__Your objective__. Filter the entries and keep only the lines where the string "thêm" appears.

** START OF Supplied records **

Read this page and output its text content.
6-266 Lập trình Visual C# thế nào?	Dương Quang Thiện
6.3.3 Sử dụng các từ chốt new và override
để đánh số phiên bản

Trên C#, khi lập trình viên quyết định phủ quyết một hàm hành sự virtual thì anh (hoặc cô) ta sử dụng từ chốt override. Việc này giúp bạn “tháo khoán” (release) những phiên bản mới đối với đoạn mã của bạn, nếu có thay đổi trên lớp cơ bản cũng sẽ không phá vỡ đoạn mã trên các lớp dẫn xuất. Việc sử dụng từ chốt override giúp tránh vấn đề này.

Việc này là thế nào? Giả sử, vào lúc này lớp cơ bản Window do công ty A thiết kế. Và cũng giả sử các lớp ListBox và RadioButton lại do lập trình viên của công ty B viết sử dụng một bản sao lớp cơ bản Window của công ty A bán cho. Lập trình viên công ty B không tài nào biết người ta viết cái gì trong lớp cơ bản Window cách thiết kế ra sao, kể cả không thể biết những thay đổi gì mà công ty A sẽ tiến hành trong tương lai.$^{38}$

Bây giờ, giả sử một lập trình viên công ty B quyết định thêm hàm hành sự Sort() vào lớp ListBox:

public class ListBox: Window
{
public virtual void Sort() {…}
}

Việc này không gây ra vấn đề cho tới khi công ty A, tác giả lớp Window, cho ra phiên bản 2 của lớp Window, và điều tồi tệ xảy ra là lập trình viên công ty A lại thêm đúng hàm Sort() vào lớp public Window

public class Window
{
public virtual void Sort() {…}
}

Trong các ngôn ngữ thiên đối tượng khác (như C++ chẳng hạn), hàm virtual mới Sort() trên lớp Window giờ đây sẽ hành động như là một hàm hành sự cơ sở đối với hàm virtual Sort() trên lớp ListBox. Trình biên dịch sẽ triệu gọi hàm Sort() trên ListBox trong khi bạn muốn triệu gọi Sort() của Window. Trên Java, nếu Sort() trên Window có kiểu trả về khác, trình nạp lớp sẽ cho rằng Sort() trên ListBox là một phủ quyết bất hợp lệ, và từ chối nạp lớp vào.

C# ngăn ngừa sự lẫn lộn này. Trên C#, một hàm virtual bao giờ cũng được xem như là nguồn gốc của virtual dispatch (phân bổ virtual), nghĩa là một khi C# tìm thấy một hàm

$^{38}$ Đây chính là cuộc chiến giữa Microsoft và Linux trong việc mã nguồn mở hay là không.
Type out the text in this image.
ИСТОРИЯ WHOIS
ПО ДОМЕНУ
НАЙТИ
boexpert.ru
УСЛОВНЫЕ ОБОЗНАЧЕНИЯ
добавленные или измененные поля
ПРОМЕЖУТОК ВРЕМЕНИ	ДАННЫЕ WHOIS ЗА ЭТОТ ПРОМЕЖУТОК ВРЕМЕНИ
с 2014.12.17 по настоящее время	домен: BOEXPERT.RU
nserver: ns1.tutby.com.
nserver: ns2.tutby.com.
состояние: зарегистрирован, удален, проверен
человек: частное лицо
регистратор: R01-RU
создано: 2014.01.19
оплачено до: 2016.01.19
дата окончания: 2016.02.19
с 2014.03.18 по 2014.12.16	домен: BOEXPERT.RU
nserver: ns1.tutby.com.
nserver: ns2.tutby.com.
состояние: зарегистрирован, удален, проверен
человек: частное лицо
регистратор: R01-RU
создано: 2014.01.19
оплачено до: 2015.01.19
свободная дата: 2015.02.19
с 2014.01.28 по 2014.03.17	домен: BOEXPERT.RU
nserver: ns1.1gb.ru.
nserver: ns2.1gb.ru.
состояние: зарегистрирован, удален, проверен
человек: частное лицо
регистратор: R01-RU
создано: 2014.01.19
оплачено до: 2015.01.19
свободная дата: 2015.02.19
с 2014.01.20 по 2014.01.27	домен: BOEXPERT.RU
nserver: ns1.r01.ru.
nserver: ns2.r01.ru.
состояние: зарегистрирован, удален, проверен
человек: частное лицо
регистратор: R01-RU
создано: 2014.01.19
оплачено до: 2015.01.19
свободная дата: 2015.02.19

** END OF Supplied records **

__Final result__.
Bây giờ, giả sử một lập trình viên công ty B quyết định thêm hàm hành sự Sort() vào lớp ListBox:
Việc này không gây ra vấn đề cho tới khi công ty A, tác giả lớp Window, cho ra phiên bản 2 của lớp Window, và điều tồi tệ xảy ra là lập trình viên công ty A lại thêm đúng hàm Sort() vào lớp public Window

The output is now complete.